## What this task involves
Every record that follows must be duplicated exactly, with images left out.

### Provided records ###

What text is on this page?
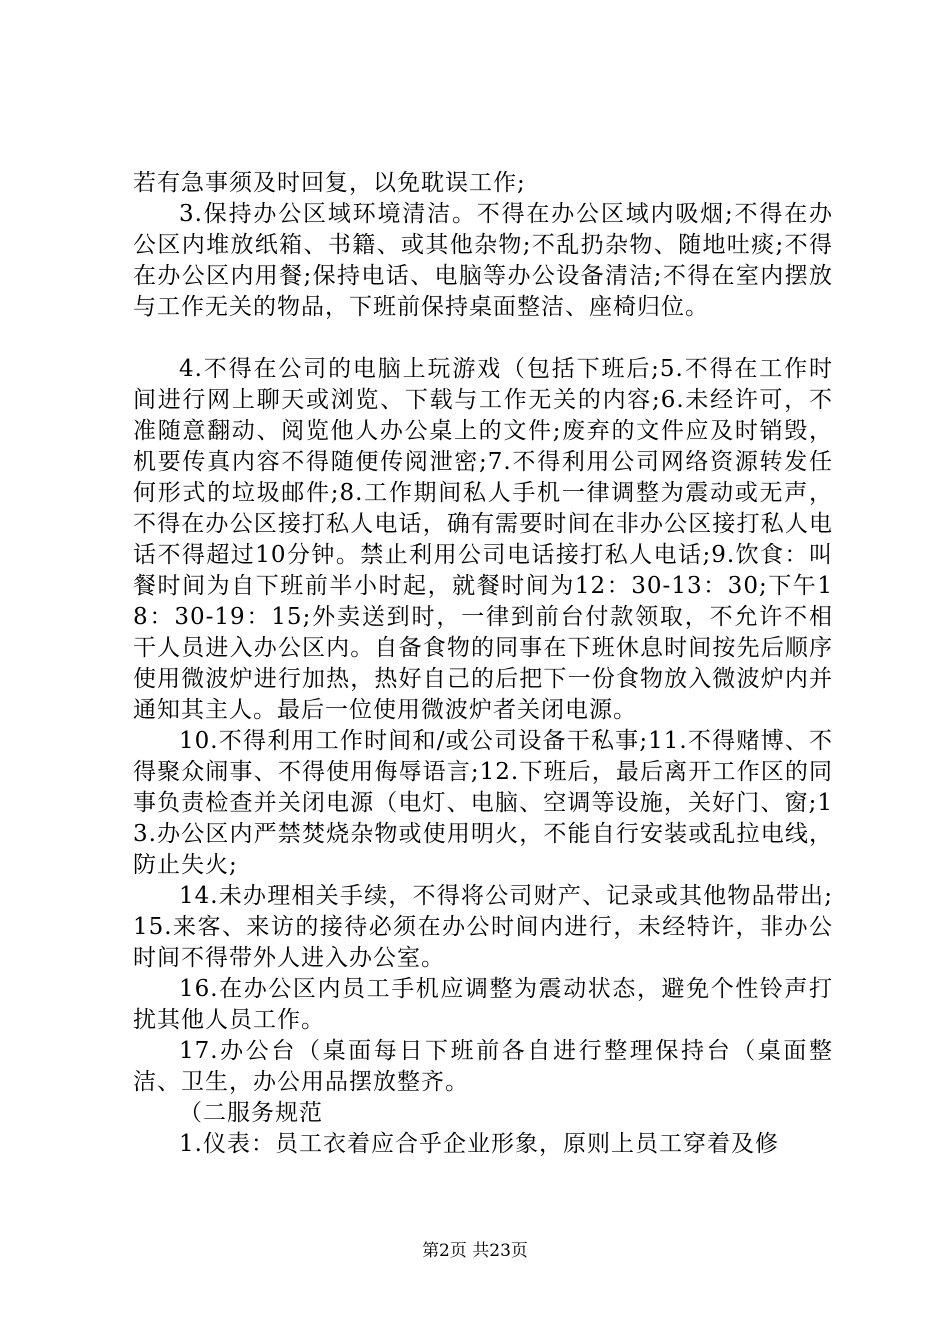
若有急事须及时回复，以免耽误工作;

3.保持办公区域环境清洁。不得在办公区域内吸烟;不得在办公区内堆放纸箱、书籍、或其他杂物;不乱扔杂物、随地吐痰;不得在办公区内用餐;保持电话、电脑等办公设备清洁;不得在室内摆放与工作无关的物品，下班前保持桌面整洁、座椅归位。

4.不得在公司的电脑上玩游戏（包括下班后;5.不得在工作时间进行网上聊天或浏览、下载与工作无关的内容;6.未经许可，不准随意翻动、阅览他人办公桌上的文件;废弃的文件应及时销毁，机要传真内容不得随便传阅泄密;7.不得利用公司网络资源转发任何形式的垃圾邮件;8.工作期间私人手机一律调整为震动或无声，不得在办公区接打私人电话，确有需要时间在非办公区接打私人电话不得超过10分钟。禁止利用公司电话接打私人电话;9.饮食：叫餐时间为自下班前半小时起，就餐时间为12：30-13：30;下午18：30-19：15;外卖送到时，一律到前台付款领取，不允许不相干人员进入办公区内。自备食物的同事在下班休息时间按先后顺序使用微波炉进行加热，热好自己的后把下一份食物放入微波炉内并通知其主人。最后一位使用微波炉者关闭电源。

10.不得利用工作时间和/或公司设备干私事;11.不得赌博、不得聚众闹事、不得使用侮辱语言;12.下班后，最后离开工作区的同事负责检查并关闭电源（电灯、电脑、空调等设施，关好门、窗;13.办公区内严禁焚烧杂物或使用明火，不能自行安装或乱拉电线，防止失火;

14.未办理相关手续，不得将公司财产、记录或其他物品带出;15.来客、来访的接待必须在办公时间内进行，未经特许，非办公时间不得带外人进入办公室。

16.在办公区内员工手机应调整为震动状态，避免个性铃声打扰其他人员工作。

17.办公台（桌面每日下班前各自进行整理保持台（桌面整洁、卫生，办公用品摆放整齐。

（二服务规范

1.仪表：员工衣着应合乎企业形象，原则上员工穿着及修

第2页 共23页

###

## Reply
What text is on this page?
若有急事须及时回复，以免耽误工作;

3.保持办公区域环境清洁。不得在办公区域内吸烟;不得在办公区内堆放纸箱、书籍、或其他杂物;不乱扔杂物、随地吐痰;不得在办公区内用餐;保持电话、电脑等办公设备清洁;不得在室内摆放与工作无关的物品，下班前保持桌面整洁、座椅归位。

4.不得在公司的电脑上玩游戏（包括下班后;5.不得在工作时间进行网上聊天或浏览、下载与工作无关的内容;6.未经许可，不准随意翻动、阅览他人办公桌上的文件;废弃的文件应及时销毁，机要传真内容不得随便传阅泄密;7.不得利用公司网络资源转发任何形式的垃圾邮件;8.工作期间私人手机一律调整为震动或无声，不得在办公区接打私人电话，确有需要时间在非办公区接打私人电话不得超过10分钟。禁止利用公司电话接打私人电话;9.饮食：叫餐时间为自下班前半小时起，就餐时间为12：30-13：30;下午18：30-19：15;外卖送到时，一律到前台付款领取，不允许不相干人员进入办公区内。自备食物的同事在下班休息时间按先后顺序使用微波炉进行加热，热好自己的后把下一份食物放入微波炉内并通知其主人。最后一位使用微波炉者关闭电源。

10.不得利用工作时间和/或公司设备干私事;11.不得赌博、不得聚众闹事、不得使用侮辱语言;12.下班后，最后离开工作区的同事负责检查并关闭电源（电灯、电脑、空调等设施，关好门、窗;13.办公区内严禁焚烧杂物或使用明火，不能自行安装或乱拉电线，防止失火;

14.未办理相关手续，不得将公司财产、记录或其他物品带出;15.来客、来访的接待必须在办公时间内进行，未经特许，非办公时间不得带外人进入办公室。

16.在办公区内员工手机应调整为震动状态，避免个性铃声打扰其他人员工作。

17.办公台（桌面每日下班前各自进行整理保持台（桌面整洁、卫生，办公用品摆放整齐。

（二服务规范

1.仪表：员工衣着应合乎企业形象，原则上员工穿着及修

第2页 共23页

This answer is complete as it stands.